§ **PROBLEM DETAILS**
The entries need to be copied exactly.
════════════════
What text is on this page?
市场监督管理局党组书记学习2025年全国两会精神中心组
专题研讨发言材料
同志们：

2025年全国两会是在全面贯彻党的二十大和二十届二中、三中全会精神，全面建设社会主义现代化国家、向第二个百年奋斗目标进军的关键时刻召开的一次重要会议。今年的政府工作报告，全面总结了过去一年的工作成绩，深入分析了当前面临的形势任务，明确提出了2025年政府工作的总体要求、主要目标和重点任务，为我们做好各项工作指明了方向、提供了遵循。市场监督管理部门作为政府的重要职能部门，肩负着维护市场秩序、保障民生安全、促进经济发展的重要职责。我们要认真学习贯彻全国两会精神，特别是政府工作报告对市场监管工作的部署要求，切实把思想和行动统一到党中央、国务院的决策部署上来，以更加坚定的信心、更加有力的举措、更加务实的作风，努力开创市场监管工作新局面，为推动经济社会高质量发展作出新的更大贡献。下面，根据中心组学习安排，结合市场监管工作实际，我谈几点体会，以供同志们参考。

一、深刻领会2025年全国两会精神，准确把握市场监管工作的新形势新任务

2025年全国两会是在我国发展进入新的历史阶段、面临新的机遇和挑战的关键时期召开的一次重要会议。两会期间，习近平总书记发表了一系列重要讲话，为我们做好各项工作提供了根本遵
════════════════
§ **ANSWER BELOW**
What text is on this page?
市场监督管理局党组书记学习2025年全国两会精神中心组
专题研讨发言材料
同志们：

2025年全国两会是在全面贯彻党的二十大和二十届二中、三中全会精神，全面建设社会主义现代化国家、向第二个百年奋斗目标进军的关键时刻召开的一次重要会议。今年的政府工作报告，全面总结了过去一年的工作成绩，深入分析了当前面临的形势任务，明确提出了2025年政府工作的总体要求、主要目标和重点任务，为我们做好各项工作指明了方向、提供了遵循。市场监督管理部门作为政府的重要职能部门，肩负着维护市场秩序、保障民生安全、促进经济发展的重要职责。我们要认真学习贯彻全国两会精神，特别是政府工作报告对市场监管工作的部署要求，切实把思想和行动统一到党中央、国务院的决策部署上来，以更加坚定的信心、更加有力的举措、更加务实的作风，努力开创市场监管工作新局面，为推动经济社会高质量发展作出新的更大贡献。下面，根据中心组学习安排，结合市场监管工作实际，我谈几点体会，以供同志们参考。

一、深刻领会2025年全国两会精神，准确把握市场监管工作的新形势新任务

2025年全国两会是在我国发展进入新的历史阶段、面临新的机遇和挑战的关键时期召开的一次重要会议。两会期间，习近平总书记发表了一系列重要讲话，为我们做好各项工作提供了根本遵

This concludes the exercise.